[start Records for processing]
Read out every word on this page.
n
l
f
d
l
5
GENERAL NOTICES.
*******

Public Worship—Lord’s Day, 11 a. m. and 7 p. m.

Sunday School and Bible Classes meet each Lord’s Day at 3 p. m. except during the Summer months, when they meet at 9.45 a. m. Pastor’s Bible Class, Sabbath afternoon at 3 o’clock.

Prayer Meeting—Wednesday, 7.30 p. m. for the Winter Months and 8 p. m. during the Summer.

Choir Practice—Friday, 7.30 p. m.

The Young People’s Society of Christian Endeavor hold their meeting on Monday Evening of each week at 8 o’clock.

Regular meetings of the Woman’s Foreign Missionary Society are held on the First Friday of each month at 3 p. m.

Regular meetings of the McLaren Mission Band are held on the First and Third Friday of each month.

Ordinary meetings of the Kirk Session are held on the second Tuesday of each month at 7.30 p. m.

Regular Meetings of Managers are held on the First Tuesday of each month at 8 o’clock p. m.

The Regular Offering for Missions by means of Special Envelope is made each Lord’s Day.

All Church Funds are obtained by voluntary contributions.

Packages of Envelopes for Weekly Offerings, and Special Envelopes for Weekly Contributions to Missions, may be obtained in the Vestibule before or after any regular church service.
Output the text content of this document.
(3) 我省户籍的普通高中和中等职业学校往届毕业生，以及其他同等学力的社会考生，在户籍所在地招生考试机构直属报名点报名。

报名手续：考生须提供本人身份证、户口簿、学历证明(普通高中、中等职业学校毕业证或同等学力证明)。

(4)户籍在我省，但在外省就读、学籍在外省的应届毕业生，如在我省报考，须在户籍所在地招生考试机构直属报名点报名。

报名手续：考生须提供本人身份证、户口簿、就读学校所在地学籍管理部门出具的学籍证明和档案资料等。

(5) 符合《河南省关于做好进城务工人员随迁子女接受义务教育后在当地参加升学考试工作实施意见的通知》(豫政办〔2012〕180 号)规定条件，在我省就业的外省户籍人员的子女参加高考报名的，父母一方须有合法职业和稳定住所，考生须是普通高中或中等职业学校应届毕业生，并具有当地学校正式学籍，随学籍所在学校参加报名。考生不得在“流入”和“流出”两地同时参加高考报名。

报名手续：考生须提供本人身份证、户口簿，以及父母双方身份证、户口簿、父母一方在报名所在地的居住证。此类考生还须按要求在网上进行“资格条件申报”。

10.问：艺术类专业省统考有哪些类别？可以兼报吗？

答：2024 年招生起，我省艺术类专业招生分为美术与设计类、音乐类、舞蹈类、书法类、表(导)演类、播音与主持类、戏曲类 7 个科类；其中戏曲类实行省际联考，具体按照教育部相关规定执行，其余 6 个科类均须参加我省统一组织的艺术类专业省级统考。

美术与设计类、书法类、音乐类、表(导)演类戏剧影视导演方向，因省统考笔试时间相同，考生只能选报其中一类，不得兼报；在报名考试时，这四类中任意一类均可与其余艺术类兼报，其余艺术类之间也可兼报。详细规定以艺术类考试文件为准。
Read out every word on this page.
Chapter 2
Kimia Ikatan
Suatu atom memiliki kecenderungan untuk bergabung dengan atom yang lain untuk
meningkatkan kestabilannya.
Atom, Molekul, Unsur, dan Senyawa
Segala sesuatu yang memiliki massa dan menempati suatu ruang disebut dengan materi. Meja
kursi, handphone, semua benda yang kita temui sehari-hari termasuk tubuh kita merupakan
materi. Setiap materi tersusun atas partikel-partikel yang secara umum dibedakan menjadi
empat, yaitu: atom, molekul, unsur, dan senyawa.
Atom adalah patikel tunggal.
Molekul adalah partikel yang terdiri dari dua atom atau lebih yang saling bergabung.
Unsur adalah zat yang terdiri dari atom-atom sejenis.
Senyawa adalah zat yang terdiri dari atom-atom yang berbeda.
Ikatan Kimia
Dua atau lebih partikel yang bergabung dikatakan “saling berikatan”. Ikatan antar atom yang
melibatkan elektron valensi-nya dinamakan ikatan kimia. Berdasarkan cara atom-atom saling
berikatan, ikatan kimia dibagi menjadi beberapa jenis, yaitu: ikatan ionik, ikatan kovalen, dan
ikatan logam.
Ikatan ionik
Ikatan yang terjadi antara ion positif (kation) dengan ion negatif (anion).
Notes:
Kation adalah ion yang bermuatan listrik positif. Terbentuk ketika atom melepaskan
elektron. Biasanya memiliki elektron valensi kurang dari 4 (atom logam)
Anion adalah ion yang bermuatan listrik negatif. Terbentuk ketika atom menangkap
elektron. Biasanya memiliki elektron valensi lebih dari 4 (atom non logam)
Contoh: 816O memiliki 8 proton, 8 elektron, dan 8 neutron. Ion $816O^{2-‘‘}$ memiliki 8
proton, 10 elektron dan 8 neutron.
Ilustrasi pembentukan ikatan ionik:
[end Records for processing]
__Goal__:
Reproduce every line of the material above exactly.

__Exercise solution__:
Read out every word on this page.
n
l
f
d
l
5
GENERAL NOTICES.
*******

Public Worship—Lord’s Day, 11 a. m. and 7 p. m.

Sunday School and Bible Classes meet each Lord’s Day at 3 p. m. except during the Summer months, when they meet at 9.45 a. m. Pastor’s Bible Class, Sabbath afternoon at 3 o’clock.

Prayer Meeting—Wednesday, 7.30 p. m. for the Winter Months and 8 p. m. during the Summer.

Choir Practice—Friday, 7.30 p. m.

The Young People’s Society of Christian Endeavor hold their meeting on Monday Evening of each week at 8 o’clock.

Regular meetings of the Woman’s Foreign Missionary Society are held on the First Friday of each month at 3 p. m.

Regular meetings of the McLaren Mission Band are held on the First and Third Friday of each month.

Ordinary meetings of the Kirk Session are held on the second Tuesday of each month at 7.30 p. m.

Regular Meetings of Managers are held on the First Tuesday of each month at 8 o’clock p. m.

The Regular Offering for Missions by means of Special Envelope is made each Lord’s Day.

All Church Funds are obtained by voluntary contributions.

Packages of Envelopes for Weekly Offerings, and Special Envelopes for Weekly Contributions to Missions, may be obtained in the Vestibule before or after any regular church service.
Output the text content of this document.
(3) 我省户籍的普通高中和中等职业学校往届毕业生，以及其他同等学力的社会考生，在户籍所在地招生考试机构直属报名点报名。

报名手续：考生须提供本人身份证、户口簿、学历证明(普通高中、中等职业学校毕业证或同等学力证明)。

(4)户籍在我省，但在外省就读、学籍在外省的应届毕业生，如在我省报考，须在户籍所在地招生考试机构直属报名点报名。

报名手续：考生须提供本人身份证、户口簿、就读学校所在地学籍管理部门出具的学籍证明和档案资料等。

(5) 符合《河南省关于做好进城务工人员随迁子女接受义务教育后在当地参加升学考试工作实施意见的通知》(豫政办〔2012〕180 号)规定条件，在我省就业的外省户籍人员的子女参加高考报名的，父母一方须有合法职业和稳定住所，考生须是普通高中或中等职业学校应届毕业生，并具有当地学校正式学籍，随学籍所在学校参加报名。考生不得在“流入”和“流出”两地同时参加高考报名。

报名手续：考生须提供本人身份证、户口簿，以及父母双方身份证、户口簿、父母一方在报名所在地的居住证。此类考生还须按要求在网上进行“资格条件申报”。

10.问：艺术类专业省统考有哪些类别？可以兼报吗？

答：2024 年招生起，我省艺术类专业招生分为美术与设计类、音乐类、舞蹈类、书法类、表(导)演类、播音与主持类、戏曲类 7 个科类；其中戏曲类实行省际联考，具体按照教育部相关规定执行，其余 6 个科类均须参加我省统一组织的艺术类专业省级统考。

美术与设计类、书法类、音乐类、表(导)演类戏剧影视导演方向，因省统考笔试时间相同，考生只能选报其中一类，不得兼报；在报名考试时，这四类中任意一类均可与其余艺术类兼报，其余艺术类之间也可兼报。详细规定以艺术类考试文件为准。
Read out every word on this page.
Chapter 2
Kimia Ikatan
Suatu atom memiliki kecenderungan untuk bergabung dengan atom yang lain untuk
meningkatkan kestabilannya.
Atom, Molekul, Unsur, dan Senyawa
Segala sesuatu yang memiliki massa dan menempati suatu ruang disebut dengan materi. Meja
kursi, handphone, semua benda yang kita temui sehari-hari termasuk tubuh kita merupakan
materi. Setiap materi tersusun atas partikel-partikel yang secara umum dibedakan menjadi
empat, yaitu: atom, molekul, unsur, dan senyawa.
Atom adalah patikel tunggal.
Molekul adalah partikel yang terdiri dari dua atom atau lebih yang saling bergabung.
Unsur adalah zat yang terdiri dari atom-atom sejenis.
Senyawa adalah zat yang terdiri dari atom-atom yang berbeda.
Ikatan Kimia
Dua atau lebih partikel yang bergabung dikatakan “saling berikatan”. Ikatan antar atom yang
melibatkan elektron valensi-nya dinamakan ikatan kimia. Berdasarkan cara atom-atom saling
berikatan, ikatan kimia dibagi menjadi beberapa jenis, yaitu: ikatan ionik, ikatan kovalen, dan
ikatan logam.
Ikatan ionik
Ikatan yang terjadi antara ion positif (kation) dengan ion negatif (anion).
Notes:
Kation adalah ion yang bermuatan listrik positif. Terbentuk ketika atom melepaskan
elektron. Biasanya memiliki elektron valensi kurang dari 4 (atom logam)
Anion adalah ion yang bermuatan listrik negatif. Terbentuk ketika atom menangkap
elektron. Biasanya memiliki elektron valensi lebih dari 4 (atom non logam)
Contoh: 816O memiliki 8 proton, 8 elektron, dan 8 neutron. Ion $816O^{2-‘‘}$ memiliki 8
proton, 10 elektron dan 8 neutron.
Ilustrasi pembentukan ikatan ionik:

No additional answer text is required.